## To do
Restate the entries below word for word, omitting nothing.

## Data supplied
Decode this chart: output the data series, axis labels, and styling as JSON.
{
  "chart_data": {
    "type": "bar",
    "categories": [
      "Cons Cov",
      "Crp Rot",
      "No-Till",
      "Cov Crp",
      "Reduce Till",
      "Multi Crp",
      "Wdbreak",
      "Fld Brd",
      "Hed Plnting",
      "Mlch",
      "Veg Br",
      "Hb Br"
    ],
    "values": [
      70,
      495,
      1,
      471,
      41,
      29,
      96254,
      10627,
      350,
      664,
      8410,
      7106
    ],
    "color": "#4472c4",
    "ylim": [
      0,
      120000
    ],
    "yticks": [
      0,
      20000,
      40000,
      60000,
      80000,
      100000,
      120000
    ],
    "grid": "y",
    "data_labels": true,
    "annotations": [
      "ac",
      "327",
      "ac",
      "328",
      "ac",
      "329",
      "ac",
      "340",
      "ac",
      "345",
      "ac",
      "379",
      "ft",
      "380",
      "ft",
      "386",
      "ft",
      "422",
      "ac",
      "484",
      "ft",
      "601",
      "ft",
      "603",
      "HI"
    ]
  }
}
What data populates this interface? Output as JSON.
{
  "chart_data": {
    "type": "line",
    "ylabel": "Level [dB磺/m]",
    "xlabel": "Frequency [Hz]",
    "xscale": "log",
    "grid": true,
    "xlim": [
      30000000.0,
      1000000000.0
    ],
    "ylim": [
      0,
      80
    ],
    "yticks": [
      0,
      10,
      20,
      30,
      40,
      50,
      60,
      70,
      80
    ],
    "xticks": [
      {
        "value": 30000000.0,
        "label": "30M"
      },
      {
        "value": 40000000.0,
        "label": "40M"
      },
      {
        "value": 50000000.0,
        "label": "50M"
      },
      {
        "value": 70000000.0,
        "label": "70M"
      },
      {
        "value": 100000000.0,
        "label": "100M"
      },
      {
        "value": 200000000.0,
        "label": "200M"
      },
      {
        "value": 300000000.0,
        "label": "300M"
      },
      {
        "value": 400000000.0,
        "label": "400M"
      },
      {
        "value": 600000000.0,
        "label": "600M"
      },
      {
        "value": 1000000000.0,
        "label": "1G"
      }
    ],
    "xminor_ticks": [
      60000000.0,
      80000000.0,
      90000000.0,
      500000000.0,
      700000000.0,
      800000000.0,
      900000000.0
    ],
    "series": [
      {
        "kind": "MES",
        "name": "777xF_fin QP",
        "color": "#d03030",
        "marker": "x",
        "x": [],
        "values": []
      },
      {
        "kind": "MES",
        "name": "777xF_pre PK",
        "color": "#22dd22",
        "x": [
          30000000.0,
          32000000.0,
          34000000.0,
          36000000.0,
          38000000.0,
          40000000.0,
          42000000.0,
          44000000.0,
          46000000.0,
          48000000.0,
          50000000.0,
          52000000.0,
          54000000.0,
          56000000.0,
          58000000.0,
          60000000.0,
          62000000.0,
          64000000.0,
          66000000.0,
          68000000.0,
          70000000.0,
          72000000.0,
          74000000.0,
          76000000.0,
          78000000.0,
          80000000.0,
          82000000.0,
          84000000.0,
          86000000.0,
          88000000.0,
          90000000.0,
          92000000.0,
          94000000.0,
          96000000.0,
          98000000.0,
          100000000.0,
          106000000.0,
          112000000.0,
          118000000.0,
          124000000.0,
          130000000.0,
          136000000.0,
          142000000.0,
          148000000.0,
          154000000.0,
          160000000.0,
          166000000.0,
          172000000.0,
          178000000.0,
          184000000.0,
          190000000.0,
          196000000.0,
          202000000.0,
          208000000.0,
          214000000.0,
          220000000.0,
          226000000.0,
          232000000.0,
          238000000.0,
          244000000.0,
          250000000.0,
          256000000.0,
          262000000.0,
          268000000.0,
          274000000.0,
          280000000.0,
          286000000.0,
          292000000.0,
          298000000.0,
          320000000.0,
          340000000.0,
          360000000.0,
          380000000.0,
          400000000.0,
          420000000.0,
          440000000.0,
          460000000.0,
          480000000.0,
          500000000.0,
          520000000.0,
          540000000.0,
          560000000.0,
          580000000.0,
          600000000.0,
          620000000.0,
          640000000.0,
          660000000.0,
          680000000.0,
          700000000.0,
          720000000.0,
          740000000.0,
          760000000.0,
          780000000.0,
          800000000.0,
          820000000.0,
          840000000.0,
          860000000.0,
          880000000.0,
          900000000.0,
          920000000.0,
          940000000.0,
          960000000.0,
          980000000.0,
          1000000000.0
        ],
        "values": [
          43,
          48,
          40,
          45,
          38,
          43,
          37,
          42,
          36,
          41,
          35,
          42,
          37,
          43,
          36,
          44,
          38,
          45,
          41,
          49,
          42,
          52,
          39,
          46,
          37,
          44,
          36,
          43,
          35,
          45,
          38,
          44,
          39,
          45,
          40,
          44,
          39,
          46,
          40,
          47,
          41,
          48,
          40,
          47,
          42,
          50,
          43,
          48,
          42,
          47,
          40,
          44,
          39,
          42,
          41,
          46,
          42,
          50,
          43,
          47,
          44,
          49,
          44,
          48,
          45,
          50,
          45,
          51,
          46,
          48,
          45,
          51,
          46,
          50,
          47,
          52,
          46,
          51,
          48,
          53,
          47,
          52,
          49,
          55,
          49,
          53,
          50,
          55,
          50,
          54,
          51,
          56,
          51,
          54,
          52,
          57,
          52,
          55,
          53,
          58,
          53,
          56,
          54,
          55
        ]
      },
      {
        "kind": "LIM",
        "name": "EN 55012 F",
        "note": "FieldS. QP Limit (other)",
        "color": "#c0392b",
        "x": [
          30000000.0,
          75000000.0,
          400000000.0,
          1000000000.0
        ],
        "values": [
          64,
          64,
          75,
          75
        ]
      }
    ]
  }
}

## Solution to this exercise
Decode this chart: output the data series, axis labels, and styling as JSON.
{
  "chart_data": {
    "type": "bar",
    "categories": [
      "Cons Cov",
      "Crp Rot",
      "No-Till",
      "Cov Crp",
      "Reduce Till",
      "Multi Crp",
      "Wdbreak",
      "Fld Brd",
      "Hed Plnting",
      "Mlch",
      "Veg Br",
      "Hb Br"
    ],
    "values": [
      70,
      495,
      1,
      471,
      41,
      29,
      96254,
      10627,
      350,
      664,
      8410,
      7106
    ],
    "color": "#4472c4",
    "ylim": [
      0,
      120000
    ],
    "yticks": [
      0,
      20000,
      40000,
      60000,
      80000,
      100000,
      120000
    ],
    "grid": "y",
    "data_labels": true,
    "annotations": [
      "ac",
      "327",
      "ac",
      "328",
      "ac",
      "329",
      "ac",
      "340",
      "ac",
      "345",
      "ac",
      "379",
      "ft",
      "380",
      "ft",
      "386",
      "ft",
      "422",
      "ac",
      "484",
      "ft",
      "601",
      "ft",
      "603",
      "HI"
    ]
  }
}
What data populates this interface? Output as JSON.
{
  "chart_data": {
    "type": "line",
    "ylabel": "Level [dB磺/m]",
    "xlabel": "Frequency [Hz]",
    "xscale": "log",
    "grid": true,
    "xlim": [
      30000000.0,
      1000000000.0
    ],
    "ylim": [
      0,
      80
    ],
    "yticks": [
      0,
      10,
      20,
      30,
      40,
      50,
      60,
      70,
      80
    ],
    "xticks": [
      {
        "value": 30000000.0,
        "label": "30M"
      },
      {
        "value": 40000000.0,
        "label": "40M"
      },
      {
        "value": 50000000.0,
        "label": "50M"
      },
      {
        "value": 70000000.0,
        "label": "70M"
      },
      {
        "value": 100000000.0,
        "label": "100M"
      },
      {
        "value": 200000000.0,
        "label": "200M"
      },
      {
        "value": 300000000.0,
        "label": "300M"
      },
      {
        "value": 400000000.0,
        "label": "400M"
      },
      {
        "value": 600000000.0,
        "label": "600M"
      },
      {
        "value": 1000000000.0,
        "label": "1G"
      }
    ],
    "xminor_ticks": [
      60000000.0,
      80000000.0,
      90000000.0,
      500000000.0,
      700000000.0,
      800000000.0,
      900000000.0
    ],
    "series": [
      {
        "kind": "MES",
        "name": "777xF_fin QP",
        "color": "#d03030",
        "marker": "x",
        "x": [],
        "values": []
      },
      {
        "kind": "MES",
        "name": "777xF_pre PK",
        "color": "#22dd22",
        "x": [
          30000000.0,
          32000000.0,
          34000000.0,
          36000000.0,
          38000000.0,
          40000000.0,
          42000000.0,
          44000000.0,
          46000000.0,
          48000000.0,
          50000000.0,
          52000000.0,
          54000000.0,
          56000000.0,
          58000000.0,
          60000000.0,
          62000000.0,
          64000000.0,
          66000000.0,
          68000000.0,
          70000000.0,
          72000000.0,
          74000000.0,
          76000000.0,
          78000000.0,
          80000000.0,
          82000000.0,
          84000000.0,
          86000000.0,
          88000000.0,
          90000000.0,
          92000000.0,
          94000000.0,
          96000000.0,
          98000000.0,
          100000000.0,
          106000000.0,
          112000000.0,
          118000000.0,
          124000000.0,
          130000000.0,
          136000000.0,
          142000000.0,
          148000000.0,
          154000000.0,
          160000000.0,
          166000000.0,
          172000000.0,
          178000000.0,
          184000000.0,
          190000000.0,
          196000000.0,
          202000000.0,
          208000000.0,
          214000000.0,
          220000000.0,
          226000000.0,
          232000000.0,
          238000000.0,
          244000000.0,
          250000000.0,
          256000000.0,
          262000000.0,
          268000000.0,
          274000000.0,
          280000000.0,
          286000000.0,
          292000000.0,
          298000000.0,
          320000000.0,
          340000000.0,
          360000000.0,
          380000000.0,
          400000000.0,
          420000000.0,
          440000000.0,
          460000000.0,
          480000000.0,
          500000000.0,
          520000000.0,
          540000000.0,
          560000000.0,
          580000000.0,
          600000000.0,
          620000000.0,
          640000000.0,
          660000000.0,
          680000000.0,
          700000000.0,
          720000000.0,
          740000000.0,
          760000000.0,
          780000000.0,
          800000000.0,
          820000000.0,
          840000000.0,
          860000000.0,
          880000000.0,
          900000000.0,
          920000000.0,
          940000000.0,
          960000000.0,
          980000000.0,
          1000000000.0
        ],
        "values": [
          43,
          48,
          40,
          45,
          38,
          43,
          37,
          42,
          36,
          41,
          35,
          42,
          37,
          43,
          36,
          44,
          38,
          45,
          41,
          49,
          42,
          52,
          39,
          46,
          37,
          44,
          36,
          43,
          35,
          45,
          38,
          44,
          39,
          45,
          40,
          44,
          39,
          46,
          40,
          47,
          41,
          48,
          40,
          47,
          42,
          50,
          43,
          48,
          42,
          47,
          40,
          44,
          39,
          42,
          41,
          46,
          42,
          50,
          43,
          47,
          44,
          49,
          44,
          48,
          45,
          50,
          45,
          51,
          46,
          48,
          45,
          51,
          46,
          50,
          47,
          52,
          46,
          51,
          48,
          53,
          47,
          52,
          49,
          55,
          49,
          53,
          50,
          55,
          50,
          54,
          51,
          56,
          51,
          54,
          52,
          57,
          52,
          55,
          53,
          58,
          53,
          56,
          54,
          55
        ]
      },
      {
        "kind": "LIM",
        "name": "EN 55012 F",
        "note": "FieldS. QP Limit (other)",
        "color": "#c0392b",
        "x": [
          30000000.0,
          75000000.0,
          400000000.0,
          1000000000.0
        ],
        "values": [
          64,
          64,
          75,
          75
        ]
      }
    ]
  }
}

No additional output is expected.